# START OF MATERIAL FOR THIS TASK

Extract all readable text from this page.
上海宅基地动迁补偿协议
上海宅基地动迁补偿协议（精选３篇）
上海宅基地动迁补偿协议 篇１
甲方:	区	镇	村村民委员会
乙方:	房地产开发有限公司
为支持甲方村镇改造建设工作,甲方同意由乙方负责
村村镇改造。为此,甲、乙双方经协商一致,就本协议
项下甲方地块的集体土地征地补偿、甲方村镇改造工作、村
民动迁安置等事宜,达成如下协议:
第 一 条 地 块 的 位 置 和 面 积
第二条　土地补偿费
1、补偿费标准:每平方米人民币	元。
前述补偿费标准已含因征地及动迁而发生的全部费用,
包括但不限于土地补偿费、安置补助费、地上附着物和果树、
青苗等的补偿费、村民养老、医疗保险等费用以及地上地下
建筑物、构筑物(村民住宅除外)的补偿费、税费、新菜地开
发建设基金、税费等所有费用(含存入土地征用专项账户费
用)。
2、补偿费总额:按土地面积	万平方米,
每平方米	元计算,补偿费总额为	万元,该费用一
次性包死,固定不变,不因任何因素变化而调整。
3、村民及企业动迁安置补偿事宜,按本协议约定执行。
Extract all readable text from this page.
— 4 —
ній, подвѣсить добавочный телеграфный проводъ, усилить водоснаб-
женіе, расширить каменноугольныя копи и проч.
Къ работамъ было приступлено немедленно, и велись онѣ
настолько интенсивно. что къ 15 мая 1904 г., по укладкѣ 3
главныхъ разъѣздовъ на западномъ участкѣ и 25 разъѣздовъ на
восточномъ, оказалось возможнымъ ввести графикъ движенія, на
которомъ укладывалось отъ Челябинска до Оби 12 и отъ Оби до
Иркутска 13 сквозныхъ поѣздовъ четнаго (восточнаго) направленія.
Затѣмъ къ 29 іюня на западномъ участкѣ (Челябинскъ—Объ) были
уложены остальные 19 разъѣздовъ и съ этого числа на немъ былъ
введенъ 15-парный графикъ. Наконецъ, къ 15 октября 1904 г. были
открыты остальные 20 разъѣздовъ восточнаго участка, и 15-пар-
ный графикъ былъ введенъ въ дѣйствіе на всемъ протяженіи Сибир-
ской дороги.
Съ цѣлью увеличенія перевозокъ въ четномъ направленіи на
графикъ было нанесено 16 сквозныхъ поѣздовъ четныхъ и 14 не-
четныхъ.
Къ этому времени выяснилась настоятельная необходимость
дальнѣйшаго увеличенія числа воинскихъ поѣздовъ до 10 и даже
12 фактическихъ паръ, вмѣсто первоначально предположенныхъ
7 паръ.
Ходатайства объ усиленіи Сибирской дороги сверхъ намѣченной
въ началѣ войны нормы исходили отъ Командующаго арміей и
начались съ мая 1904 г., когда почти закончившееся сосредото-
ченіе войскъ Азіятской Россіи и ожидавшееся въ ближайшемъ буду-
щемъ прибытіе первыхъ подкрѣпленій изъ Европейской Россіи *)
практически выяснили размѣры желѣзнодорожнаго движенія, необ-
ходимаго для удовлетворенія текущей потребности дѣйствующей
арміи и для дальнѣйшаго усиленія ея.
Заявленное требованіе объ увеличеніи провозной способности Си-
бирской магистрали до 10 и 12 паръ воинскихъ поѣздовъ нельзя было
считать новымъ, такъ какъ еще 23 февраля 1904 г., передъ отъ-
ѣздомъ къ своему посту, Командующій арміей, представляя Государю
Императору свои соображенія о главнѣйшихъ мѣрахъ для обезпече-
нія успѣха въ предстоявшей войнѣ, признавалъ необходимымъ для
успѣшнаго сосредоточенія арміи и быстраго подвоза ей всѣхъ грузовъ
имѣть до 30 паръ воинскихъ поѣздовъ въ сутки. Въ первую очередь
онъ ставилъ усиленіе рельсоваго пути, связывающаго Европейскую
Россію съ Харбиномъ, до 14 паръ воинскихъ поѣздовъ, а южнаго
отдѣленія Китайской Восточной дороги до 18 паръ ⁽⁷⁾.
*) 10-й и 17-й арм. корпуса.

# END OF MATERIAL FOR THIS TASK

Type the whole listing again, unaltered.

Extract all readable text from this page.
上海宅基地动迁补偿协议
上海宅基地动迁补偿协议（精选３篇）
上海宅基地动迁补偿协议 篇１
甲方:	区	镇	村村民委员会
乙方:	房地产开发有限公司
为支持甲方村镇改造建设工作,甲方同意由乙方负责
村村镇改造。为此,甲、乙双方经协商一致,就本协议
项下甲方地块的集体土地征地补偿、甲方村镇改造工作、村
民动迁安置等事宜,达成如下协议:
第 一 条 地 块 的 位 置 和 面 积
第二条　土地补偿费
1、补偿费标准:每平方米人民币	元。
前述补偿费标准已含因征地及动迁而发生的全部费用,
包括但不限于土地补偿费、安置补助费、地上附着物和果树、
青苗等的补偿费、村民养老、医疗保险等费用以及地上地下
建筑物、构筑物(村民住宅除外)的补偿费、税费、新菜地开
发建设基金、税费等所有费用(含存入土地征用专项账户费
用)。
2、补偿费总额:按土地面积	万平方米,
每平方米	元计算,补偿费总额为	万元,该费用一
次性包死,固定不变,不因任何因素变化而调整。
3、村民及企业动迁安置补偿事宜,按本协议约定执行。
Extract all readable text from this page.
— 4 —
ній, подвѣсить добавочный телеграфный проводъ, усилить водоснаб-
женіе, расширить каменноугольныя копи и проч.
Къ работамъ было приступлено немедленно, и велись онѣ
настолько интенсивно. что къ 15 мая 1904 г., по укладкѣ 3
главныхъ разъѣздовъ на западномъ участкѣ и 25 разъѣздовъ на
восточномъ, оказалось возможнымъ ввести графикъ движенія, на
которомъ укладывалось отъ Челябинска до Оби 12 и отъ Оби до
Иркутска 13 сквозныхъ поѣздовъ четнаго (восточнаго) направленія.
Затѣмъ къ 29 іюня на западномъ участкѣ (Челябинскъ—Объ) были
уложены остальные 19 разъѣздовъ и съ этого числа на немъ былъ
введенъ 15-парный графикъ. Наконецъ, къ 15 октября 1904 г. были
открыты остальные 20 разъѣздовъ восточнаго участка, и 15-пар-
ный графикъ былъ введенъ въ дѣйствіе на всемъ протяженіи Сибир-
ской дороги.
Съ цѣлью увеличенія перевозокъ въ четномъ направленіи на
графикъ было нанесено 16 сквозныхъ поѣздовъ четныхъ и 14 не-
четныхъ.
Къ этому времени выяснилась настоятельная необходимость
дальнѣйшаго увеличенія числа воинскихъ поѣздовъ до 10 и даже
12 фактическихъ паръ, вмѣсто первоначально предположенныхъ
7 паръ.
Ходатайства объ усиленіи Сибирской дороги сверхъ намѣченной
въ началѣ войны нормы исходили отъ Командующаго арміей и
начались съ мая 1904 г., когда почти закончившееся сосредото-
ченіе войскъ Азіятской Россіи и ожидавшееся въ ближайшемъ буду-
щемъ прибытіе первыхъ подкрѣпленій изъ Европейской Россіи *)
практически выяснили размѣры желѣзнодорожнаго движенія, необ-
ходимаго для удовлетворенія текущей потребности дѣйствующей
арміи и для дальнѣйшаго усиленія ея.
Заявленное требованіе объ увеличеніи провозной способности Си-
бирской магистрали до 10 и 12 паръ воинскихъ поѣздовъ нельзя было
считать новымъ, такъ какъ еще 23 февраля 1904 г., передъ отъ-
ѣздомъ къ своему посту, Командующій арміей, представляя Государю
Императору свои соображенія о главнѣйшихъ мѣрахъ для обезпече-
нія успѣха въ предстоявшей войнѣ, признавалъ необходимымъ для
успѣшнаго сосредоточенія арміи и быстраго подвоза ей всѣхъ грузовъ
имѣть до 30 паръ воинскихъ поѣздовъ въ сутки. Въ первую очередь
онъ ставилъ усиленіе рельсоваго пути, связывающаго Европейскую
Россію съ Харбиномъ, до 14 паръ воинскихъ поѣздовъ, а южнаго
отдѣленія Китайской Восточной дороги до 18 паръ ⁽⁷⁾.
*) 10-й и 17-й арм. корпуса.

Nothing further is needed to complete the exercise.